Exercise prompt: Quote all entries in full, exactly.

>>>

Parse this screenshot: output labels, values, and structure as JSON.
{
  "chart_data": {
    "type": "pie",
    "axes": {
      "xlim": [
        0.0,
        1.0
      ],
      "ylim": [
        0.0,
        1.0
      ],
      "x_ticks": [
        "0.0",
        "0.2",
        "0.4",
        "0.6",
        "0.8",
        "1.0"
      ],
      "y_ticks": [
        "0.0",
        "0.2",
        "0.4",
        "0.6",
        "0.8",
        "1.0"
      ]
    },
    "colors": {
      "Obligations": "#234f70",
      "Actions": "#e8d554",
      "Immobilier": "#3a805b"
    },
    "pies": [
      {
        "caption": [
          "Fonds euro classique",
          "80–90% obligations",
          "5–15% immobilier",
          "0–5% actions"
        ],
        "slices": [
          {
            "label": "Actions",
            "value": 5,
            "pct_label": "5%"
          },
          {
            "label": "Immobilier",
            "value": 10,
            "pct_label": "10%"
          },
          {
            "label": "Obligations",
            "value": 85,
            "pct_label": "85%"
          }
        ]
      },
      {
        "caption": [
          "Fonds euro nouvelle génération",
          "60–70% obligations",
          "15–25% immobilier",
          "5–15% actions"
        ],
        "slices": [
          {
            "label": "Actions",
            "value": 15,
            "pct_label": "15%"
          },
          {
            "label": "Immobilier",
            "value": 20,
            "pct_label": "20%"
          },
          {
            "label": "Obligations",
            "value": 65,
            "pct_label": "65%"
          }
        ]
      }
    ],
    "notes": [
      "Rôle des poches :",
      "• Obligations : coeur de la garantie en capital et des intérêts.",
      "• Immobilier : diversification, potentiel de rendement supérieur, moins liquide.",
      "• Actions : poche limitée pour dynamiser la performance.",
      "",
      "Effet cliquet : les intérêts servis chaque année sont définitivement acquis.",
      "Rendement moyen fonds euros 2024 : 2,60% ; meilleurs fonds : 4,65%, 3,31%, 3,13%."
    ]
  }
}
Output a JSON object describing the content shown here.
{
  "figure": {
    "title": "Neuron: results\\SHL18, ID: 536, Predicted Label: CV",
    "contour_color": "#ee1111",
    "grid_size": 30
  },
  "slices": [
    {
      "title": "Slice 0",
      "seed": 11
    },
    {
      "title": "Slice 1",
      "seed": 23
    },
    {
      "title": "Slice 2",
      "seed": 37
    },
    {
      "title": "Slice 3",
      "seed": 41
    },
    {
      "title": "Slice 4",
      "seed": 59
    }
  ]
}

<<<

Complete output:
Parse this screenshot: output labels, values, and structure as JSON.
{
  "chart_data": {
    "type": "pie",
    "axes": {
      "xlim": [
        0.0,
        1.0
      ],
      "ylim": [
        0.0,
        1.0
      ],
      "x_ticks": [
        "0.0",
        "0.2",
        "0.4",
        "0.6",
        "0.8",
        "1.0"
      ],
      "y_ticks": [
        "0.0",
        "0.2",
        "0.4",
        "0.6",
        "0.8",
        "1.0"
      ]
    },
    "colors": {
      "Obligations": "#234f70",
      "Actions": "#e8d554",
      "Immobilier": "#3a805b"
    },
    "pies": [
      {
        "caption": [
          "Fonds euro classique",
          "80–90% obligations",
          "5–15% immobilier",
          "0–5% actions"
        ],
        "slices": [
          {
            "label": "Actions",
            "value": 5,
            "pct_label": "5%"
          },
          {
            "label": "Immobilier",
            "value": 10,
            "pct_label": "10%"
          },
          {
            "label": "Obligations",
            "value": 85,
            "pct_label": "85%"
          }
        ]
      },
      {
        "caption": [
          "Fonds euro nouvelle génération",
          "60–70% obligations",
          "15–25% immobilier",
          "5–15% actions"
        ],
        "slices": [
          {
            "label": "Actions",
            "value": 15,
            "pct_label": "15%"
          },
          {
            "label": "Immobilier",
            "value": 20,
            "pct_label": "20%"
          },
          {
            "label": "Obligations",
            "value": 65,
            "pct_label": "65%"
          }
        ]
      }
    ],
    "notes": [
      "Rôle des poches :",
      "• Obligations : coeur de la garantie en capital et des intérêts.",
      "• Immobilier : diversification, potentiel de rendement supérieur, moins liquide.",
      "• Actions : poche limitée pour dynamiser la performance.",
      "",
      "Effet cliquet : les intérêts servis chaque année sont définitivement acquis.",
      "Rendement moyen fonds euros 2024 : 2,60% ; meilleurs fonds : 4,65%, 3,31%, 3,13%."
    ]
  }
}
Output a JSON object describing the content shown here.
{
  "figure": {
    "title": "Neuron: results\\SHL18, ID: 536, Predicted Label: CV",
    "contour_color": "#ee1111",
    "grid_size": 30
  },
  "slices": [
    {
      "title": "Slice 0",
      "seed": 11
    },
    {
      "title": "Slice 1",
      "seed": 23
    },
    {
      "title": "Slice 2",
      "seed": 37
    },
    {
      "title": "Slice 3",
      "seed": 41
    },
    {
      "title": "Slice 4",
      "seed": 59
    }
  ]
}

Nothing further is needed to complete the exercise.